Stated exercise:
Copy out each line exactly as it appears.

------------------------

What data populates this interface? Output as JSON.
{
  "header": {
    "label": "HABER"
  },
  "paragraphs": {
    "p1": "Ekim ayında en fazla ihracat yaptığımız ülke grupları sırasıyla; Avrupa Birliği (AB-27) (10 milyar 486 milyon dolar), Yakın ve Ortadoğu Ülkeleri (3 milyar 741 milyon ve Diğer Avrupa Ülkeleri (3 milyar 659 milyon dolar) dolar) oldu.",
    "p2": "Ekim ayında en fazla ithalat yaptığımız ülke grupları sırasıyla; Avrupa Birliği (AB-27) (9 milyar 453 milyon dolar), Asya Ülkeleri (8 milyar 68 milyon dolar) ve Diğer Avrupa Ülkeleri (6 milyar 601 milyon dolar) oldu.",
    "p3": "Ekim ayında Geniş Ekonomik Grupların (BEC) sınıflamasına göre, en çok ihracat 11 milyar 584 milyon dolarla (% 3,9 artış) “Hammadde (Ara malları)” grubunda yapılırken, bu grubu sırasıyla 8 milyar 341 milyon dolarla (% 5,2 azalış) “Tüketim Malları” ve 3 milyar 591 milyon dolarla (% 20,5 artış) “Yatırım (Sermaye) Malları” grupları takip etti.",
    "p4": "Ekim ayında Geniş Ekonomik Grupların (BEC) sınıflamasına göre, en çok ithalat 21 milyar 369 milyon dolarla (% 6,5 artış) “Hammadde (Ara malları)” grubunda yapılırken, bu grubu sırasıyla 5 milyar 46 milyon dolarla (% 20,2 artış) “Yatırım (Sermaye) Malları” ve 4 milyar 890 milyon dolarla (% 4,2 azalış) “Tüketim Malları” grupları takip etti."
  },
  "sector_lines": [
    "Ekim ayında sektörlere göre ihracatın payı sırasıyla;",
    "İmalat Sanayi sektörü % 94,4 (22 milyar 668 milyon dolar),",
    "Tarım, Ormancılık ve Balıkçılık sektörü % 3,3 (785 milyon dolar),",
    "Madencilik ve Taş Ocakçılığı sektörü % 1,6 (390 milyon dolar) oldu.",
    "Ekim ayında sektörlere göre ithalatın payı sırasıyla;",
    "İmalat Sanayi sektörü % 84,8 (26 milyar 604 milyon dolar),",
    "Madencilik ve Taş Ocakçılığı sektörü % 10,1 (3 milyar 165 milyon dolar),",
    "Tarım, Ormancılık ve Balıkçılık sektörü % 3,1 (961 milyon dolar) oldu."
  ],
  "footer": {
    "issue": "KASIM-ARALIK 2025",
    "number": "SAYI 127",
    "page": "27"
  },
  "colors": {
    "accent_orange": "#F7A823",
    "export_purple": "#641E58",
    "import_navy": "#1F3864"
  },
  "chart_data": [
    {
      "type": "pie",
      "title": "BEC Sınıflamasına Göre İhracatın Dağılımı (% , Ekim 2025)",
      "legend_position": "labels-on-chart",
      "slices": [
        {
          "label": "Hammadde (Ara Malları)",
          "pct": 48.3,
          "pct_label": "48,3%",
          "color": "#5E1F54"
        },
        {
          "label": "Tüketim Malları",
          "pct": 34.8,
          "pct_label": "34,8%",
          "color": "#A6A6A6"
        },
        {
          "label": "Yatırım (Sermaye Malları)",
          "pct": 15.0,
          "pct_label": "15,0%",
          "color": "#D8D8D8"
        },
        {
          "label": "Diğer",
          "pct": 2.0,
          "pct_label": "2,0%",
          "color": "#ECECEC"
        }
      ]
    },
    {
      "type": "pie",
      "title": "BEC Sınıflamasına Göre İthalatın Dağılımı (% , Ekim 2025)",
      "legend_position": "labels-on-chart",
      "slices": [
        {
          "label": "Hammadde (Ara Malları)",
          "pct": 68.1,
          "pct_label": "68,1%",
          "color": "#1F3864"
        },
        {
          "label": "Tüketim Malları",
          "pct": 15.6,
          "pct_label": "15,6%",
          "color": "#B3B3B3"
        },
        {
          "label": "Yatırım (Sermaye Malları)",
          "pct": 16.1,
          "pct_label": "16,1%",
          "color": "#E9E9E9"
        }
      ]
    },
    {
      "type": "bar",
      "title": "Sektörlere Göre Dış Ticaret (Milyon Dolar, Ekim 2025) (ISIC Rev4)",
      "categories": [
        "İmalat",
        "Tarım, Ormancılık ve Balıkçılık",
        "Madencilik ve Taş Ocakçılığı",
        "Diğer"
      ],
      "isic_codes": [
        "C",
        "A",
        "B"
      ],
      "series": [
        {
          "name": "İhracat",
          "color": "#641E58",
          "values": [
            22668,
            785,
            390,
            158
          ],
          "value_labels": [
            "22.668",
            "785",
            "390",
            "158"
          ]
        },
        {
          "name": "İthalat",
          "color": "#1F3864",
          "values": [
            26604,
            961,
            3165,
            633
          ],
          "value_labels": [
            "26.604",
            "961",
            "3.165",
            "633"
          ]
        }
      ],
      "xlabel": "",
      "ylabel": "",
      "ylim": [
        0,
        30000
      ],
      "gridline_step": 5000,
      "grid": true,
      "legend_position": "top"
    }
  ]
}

------------------------

The output:
What data populates this interface? Output as JSON.
{
  "header": {
    "label": "HABER"
  },
  "paragraphs": {
    "p1": "Ekim ayında en fazla ihracat yaptığımız ülke grupları sırasıyla; Avrupa Birliği (AB-27) (10 milyar 486 milyon dolar), Yakın ve Ortadoğu Ülkeleri (3 milyar 741 milyon ve Diğer Avrupa Ülkeleri (3 milyar 659 milyon dolar) dolar) oldu.",
    "p2": "Ekim ayında en fazla ithalat yaptığımız ülke grupları sırasıyla; Avrupa Birliği (AB-27) (9 milyar 453 milyon dolar), Asya Ülkeleri (8 milyar 68 milyon dolar) ve Diğer Avrupa Ülkeleri (6 milyar 601 milyon dolar) oldu.",
    "p3": "Ekim ayında Geniş Ekonomik Grupların (BEC) sınıflamasına göre, en çok ihracat 11 milyar 584 milyon dolarla (% 3,9 artış) “Hammadde (Ara malları)” grubunda yapılırken, bu grubu sırasıyla 8 milyar 341 milyon dolarla (% 5,2 azalış) “Tüketim Malları” ve 3 milyar 591 milyon dolarla (% 20,5 artış) “Yatırım (Sermaye) Malları” grupları takip etti.",
    "p4": "Ekim ayında Geniş Ekonomik Grupların (BEC) sınıflamasına göre, en çok ithalat 21 milyar 369 milyon dolarla (% 6,5 artış) “Hammadde (Ara malları)” grubunda yapılırken, bu grubu sırasıyla 5 milyar 46 milyon dolarla (% 20,2 artış) “Yatırım (Sermaye) Malları” ve 4 milyar 890 milyon dolarla (% 4,2 azalış) “Tüketim Malları” grupları takip etti."
  },
  "sector_lines": [
    "Ekim ayında sektörlere göre ihracatın payı sırasıyla;",
    "İmalat Sanayi sektörü % 94,4 (22 milyar 668 milyon dolar),",
    "Tarım, Ormancılık ve Balıkçılık sektörü % 3,3 (785 milyon dolar),",
    "Madencilik ve Taş Ocakçılığı sektörü % 1,6 (390 milyon dolar) oldu.",
    "Ekim ayında sektörlere göre ithalatın payı sırasıyla;",
    "İmalat Sanayi sektörü % 84,8 (26 milyar 604 milyon dolar),",
    "Madencilik ve Taş Ocakçılığı sektörü % 10,1 (3 milyar 165 milyon dolar),",
    "Tarım, Ormancılık ve Balıkçılık sektörü % 3,1 (961 milyon dolar) oldu."
  ],
  "footer": {
    "issue": "KASIM-ARALIK 2025",
    "number": "SAYI 127",
    "page": "27"
  },
  "colors": {
    "accent_orange": "#F7A823",
    "export_purple": "#641E58",
    "import_navy": "#1F3864"
  },
  "chart_data": [
    {
      "type": "pie",
      "title": "BEC Sınıflamasına Göre İhracatın Dağılımı (% , Ekim 2025)",
      "legend_position": "labels-on-chart",
      "slices": [
        {
          "label": "Hammadde (Ara Malları)",
          "pct": 48.3,
          "pct_label": "48,3%",
          "color": "#5E1F54"
        },
        {
          "label": "Tüketim Malları",
          "pct": 34.8,
          "pct_label": "34,8%",
          "color": "#A6A6A6"
        },
        {
          "label": "Yatırım (Sermaye Malları)",
          "pct": 15.0,
          "pct_label": "15,0%",
          "color": "#D8D8D8"
        },
        {
          "label": "Diğer",
          "pct": 2.0,
          "pct_label": "2,0%",
          "color": "#ECECEC"
        }
      ]
    },
    {
      "type": "pie",
      "title": "BEC Sınıflamasına Göre İthalatın Dağılımı (% , Ekim 2025)",
      "legend_position": "labels-on-chart",
      "slices": [
        {
          "label": "Hammadde (Ara Malları)",
          "pct": 68.1,
          "pct_label": "68,1%",
          "color": "#1F3864"
        },
        {
          "label": "Tüketim Malları",
          "pct": 15.6,
          "pct_label": "15,6%",
          "color": "#B3B3B3"
        },
        {
          "label": "Yatırım (Sermaye Malları)",
          "pct": 16.1,
          "pct_label": "16,1%",
          "color": "#E9E9E9"
        }
      ]
    },
    {
      "type": "bar",
      "title": "Sektörlere Göre Dış Ticaret (Milyon Dolar, Ekim 2025) (ISIC Rev4)",
      "categories": [
        "İmalat",
        "Tarım, Ormancılık ve Balıkçılık",
        "Madencilik ve Taş Ocakçılığı",
        "Diğer"
      ],
      "isic_codes": [
        "C",
        "A",
        "B"
      ],
      "series": [
        {
          "name": "İhracat",
          "color": "#641E58",
          "values": [
            22668,
            785,
            390,
            158
          ],
          "value_labels": [
            "22.668",
            "785",
            "390",
            "158"
          ]
        },
        {
          "name": "İthalat",
          "color": "#1F3864",
          "values": [
            26604,
            961,
            3165,
            633
          ],
          "value_labels": [
            "26.604",
            "961",
            "3.165",
            "633"
          ]
        }
      ],
      "xlabel": "",
      "ylabel": "",
      "ylim": [
        0,
        30000
      ],
      "gridline_step": 5000,
      "grid": true,
      "legend_position": "top"
    }
  ]
}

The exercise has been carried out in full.